### 动手试试:
改写这段关于鲜竹沥制备方法的节选，从“a、在搅拌的条件下将1,4-丙烷磺内酯加”开始，一直到“40℃，浸泡时间为1～6h。”为止，并把其中的“乙醇”换成“甲醇”。

### 节选原文:
++++++
S3、冷凝收集：所述出料的干馏液经过冷凝器(2)冷凝后即得到鲜竹沥。

2.根据权利要求1所述的一种鲜竹沥的制备方法，其特征在于，步骤S1中所述双阳离子型酸性离子液体溶液具体包括：双阳离子型酸性离子液体0.1～20份，水80～150份。

3.根据权利要求1所述的一种鲜竹沥的制备方法，其特征在于，步骤S1中所述双阳离子型酸性离子液体的制备方法为：

a、在搅拌的条件下将1,4-丙烷磺内酯加入四甲基乙二胺的乙醇溶液中，在60～100℃下反应一段时间，分离所得到的固体中间产物；

b、将酸溶液加入步骤S1所得固体中间产物中，在60～100℃下搅拌反应一段时间，除去反应混合物中的溶剂和残留的反应物，得到所述双阳离子型酸性离子液体。

4.根据权利要求1所述的一种鲜竹沥的制备方法，其特征在于，步骤S1中所述处理条件为：温度10～40℃，浸泡时间为1～6h。

5.根据权利要求1所述的一种鲜竹沥的制备方法，其特征在于，步骤S1中所述处理为超声处理，所述超声处理条件为：超声频率5～15kHz，超声温度10～40℃，超声时间为10～60min。

6.根据权利要求1所述的一种鲜竹沥的制备方法，其特征在于，步骤S2中所述干馏装置(1)内部设有导轨(18)，所述导轨(18)用于放置与所述导轨(18)配套的竹片车(11)；所述预处理竹片盛放在所述竹片车(11)上送入所述干馏装置(1)内的导轨(18)上，并在所述竹片车(11)内进行加热干馏。

7.根据权利要求1所述的一种鲜竹沥的制备方法，其特征在于，步骤S2中所述加热干馏的温度150～200℃。

8.一种鲜竹沥，其特征在于，根据权利要求1～7中任一项所述的一种鲜竹沥的制备方法制备得到。
++++++
### 原始数据:
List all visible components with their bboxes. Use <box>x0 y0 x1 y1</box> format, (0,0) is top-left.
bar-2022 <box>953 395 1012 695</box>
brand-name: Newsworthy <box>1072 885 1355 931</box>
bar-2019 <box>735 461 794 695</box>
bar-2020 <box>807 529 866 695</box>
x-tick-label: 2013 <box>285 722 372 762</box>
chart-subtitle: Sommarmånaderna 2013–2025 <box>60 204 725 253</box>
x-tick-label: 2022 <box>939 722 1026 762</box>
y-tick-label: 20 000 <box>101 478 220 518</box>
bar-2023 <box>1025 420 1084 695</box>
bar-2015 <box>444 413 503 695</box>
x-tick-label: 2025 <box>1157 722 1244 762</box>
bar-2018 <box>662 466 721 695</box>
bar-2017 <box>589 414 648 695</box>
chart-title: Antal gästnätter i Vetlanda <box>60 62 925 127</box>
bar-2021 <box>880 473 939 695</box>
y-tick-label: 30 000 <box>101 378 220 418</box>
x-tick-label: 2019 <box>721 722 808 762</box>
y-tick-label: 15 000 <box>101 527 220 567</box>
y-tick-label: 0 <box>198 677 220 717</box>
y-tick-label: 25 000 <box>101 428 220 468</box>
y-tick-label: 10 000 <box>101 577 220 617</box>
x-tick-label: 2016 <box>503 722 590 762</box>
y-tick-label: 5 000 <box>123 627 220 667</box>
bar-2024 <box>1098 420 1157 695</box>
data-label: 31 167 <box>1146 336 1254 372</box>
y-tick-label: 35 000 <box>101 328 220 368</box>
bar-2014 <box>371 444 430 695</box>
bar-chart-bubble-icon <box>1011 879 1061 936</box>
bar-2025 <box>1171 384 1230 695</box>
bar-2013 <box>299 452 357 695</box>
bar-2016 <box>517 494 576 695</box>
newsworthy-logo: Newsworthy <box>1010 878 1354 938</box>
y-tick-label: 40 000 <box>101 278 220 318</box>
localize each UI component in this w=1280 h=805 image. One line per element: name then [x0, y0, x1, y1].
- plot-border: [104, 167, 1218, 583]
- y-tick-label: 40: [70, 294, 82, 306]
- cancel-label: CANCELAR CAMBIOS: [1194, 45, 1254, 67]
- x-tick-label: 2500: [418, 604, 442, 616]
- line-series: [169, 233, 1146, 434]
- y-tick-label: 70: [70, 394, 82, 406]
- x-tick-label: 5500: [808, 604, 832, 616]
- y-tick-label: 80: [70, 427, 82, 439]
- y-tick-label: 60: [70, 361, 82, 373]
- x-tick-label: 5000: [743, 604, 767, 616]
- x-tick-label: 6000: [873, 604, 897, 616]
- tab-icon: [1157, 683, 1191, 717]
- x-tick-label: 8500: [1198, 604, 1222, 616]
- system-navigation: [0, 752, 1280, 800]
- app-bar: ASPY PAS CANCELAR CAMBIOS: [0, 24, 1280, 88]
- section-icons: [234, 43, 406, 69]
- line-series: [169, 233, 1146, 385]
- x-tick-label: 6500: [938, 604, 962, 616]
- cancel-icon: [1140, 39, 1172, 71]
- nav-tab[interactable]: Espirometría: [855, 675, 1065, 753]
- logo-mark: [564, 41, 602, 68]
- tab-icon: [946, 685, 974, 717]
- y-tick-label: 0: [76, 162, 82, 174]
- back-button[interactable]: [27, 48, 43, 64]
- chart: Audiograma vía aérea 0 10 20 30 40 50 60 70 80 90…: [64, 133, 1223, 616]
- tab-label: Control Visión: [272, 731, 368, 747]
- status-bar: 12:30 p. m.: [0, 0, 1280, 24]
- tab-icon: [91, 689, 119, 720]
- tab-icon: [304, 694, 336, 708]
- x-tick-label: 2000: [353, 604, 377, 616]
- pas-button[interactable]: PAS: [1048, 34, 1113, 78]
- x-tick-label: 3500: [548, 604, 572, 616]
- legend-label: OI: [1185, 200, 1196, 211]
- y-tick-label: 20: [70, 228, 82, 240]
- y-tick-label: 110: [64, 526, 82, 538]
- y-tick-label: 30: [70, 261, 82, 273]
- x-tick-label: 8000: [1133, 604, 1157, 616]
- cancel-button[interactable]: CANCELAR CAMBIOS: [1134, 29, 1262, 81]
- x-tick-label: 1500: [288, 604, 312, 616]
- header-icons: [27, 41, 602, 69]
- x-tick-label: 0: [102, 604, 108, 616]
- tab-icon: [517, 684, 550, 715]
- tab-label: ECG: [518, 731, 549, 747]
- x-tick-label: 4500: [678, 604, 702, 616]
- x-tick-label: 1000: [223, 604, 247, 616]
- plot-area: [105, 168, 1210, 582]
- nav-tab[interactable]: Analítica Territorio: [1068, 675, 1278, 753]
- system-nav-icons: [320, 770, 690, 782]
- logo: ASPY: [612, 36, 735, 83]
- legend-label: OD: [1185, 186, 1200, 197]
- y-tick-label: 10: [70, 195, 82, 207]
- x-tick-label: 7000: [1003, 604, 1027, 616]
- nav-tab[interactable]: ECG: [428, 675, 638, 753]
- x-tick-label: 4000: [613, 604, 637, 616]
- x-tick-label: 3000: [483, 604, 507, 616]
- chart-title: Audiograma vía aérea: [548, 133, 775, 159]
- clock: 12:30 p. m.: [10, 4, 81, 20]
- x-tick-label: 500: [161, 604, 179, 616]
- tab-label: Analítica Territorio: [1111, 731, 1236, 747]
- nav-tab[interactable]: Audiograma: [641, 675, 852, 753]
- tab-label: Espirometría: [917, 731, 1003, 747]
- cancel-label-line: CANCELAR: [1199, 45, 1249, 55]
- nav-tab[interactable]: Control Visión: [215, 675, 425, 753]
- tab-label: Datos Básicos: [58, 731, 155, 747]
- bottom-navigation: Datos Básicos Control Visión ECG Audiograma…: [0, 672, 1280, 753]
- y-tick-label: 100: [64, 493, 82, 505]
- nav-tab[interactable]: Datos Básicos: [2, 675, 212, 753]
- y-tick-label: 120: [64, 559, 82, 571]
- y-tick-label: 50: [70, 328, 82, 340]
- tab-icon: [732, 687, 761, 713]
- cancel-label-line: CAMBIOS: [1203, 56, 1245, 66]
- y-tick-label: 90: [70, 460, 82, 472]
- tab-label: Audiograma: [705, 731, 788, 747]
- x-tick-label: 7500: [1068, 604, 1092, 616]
++++++
### 完成结果:
a、在搅拌的条件下将1,4-丙烷磺内酯加入四甲基乙二胺的甲醇溶液中，在60～100℃下反应一段时间，分离所得到的固体中间产物；

b、将酸溶液加入步骤S1所得固体中间产物中，在60～100℃下搅拌反应一段时间，除去反应混合物中的溶剂和残留的反应物，得到所述双阳离子型酸性离子液体。

4.根据权利要求1所述的一种鲜竹沥的制备方法，其特征在于，步骤S1中所述处理条件为：温度10～40℃，浸泡时间为1～6h。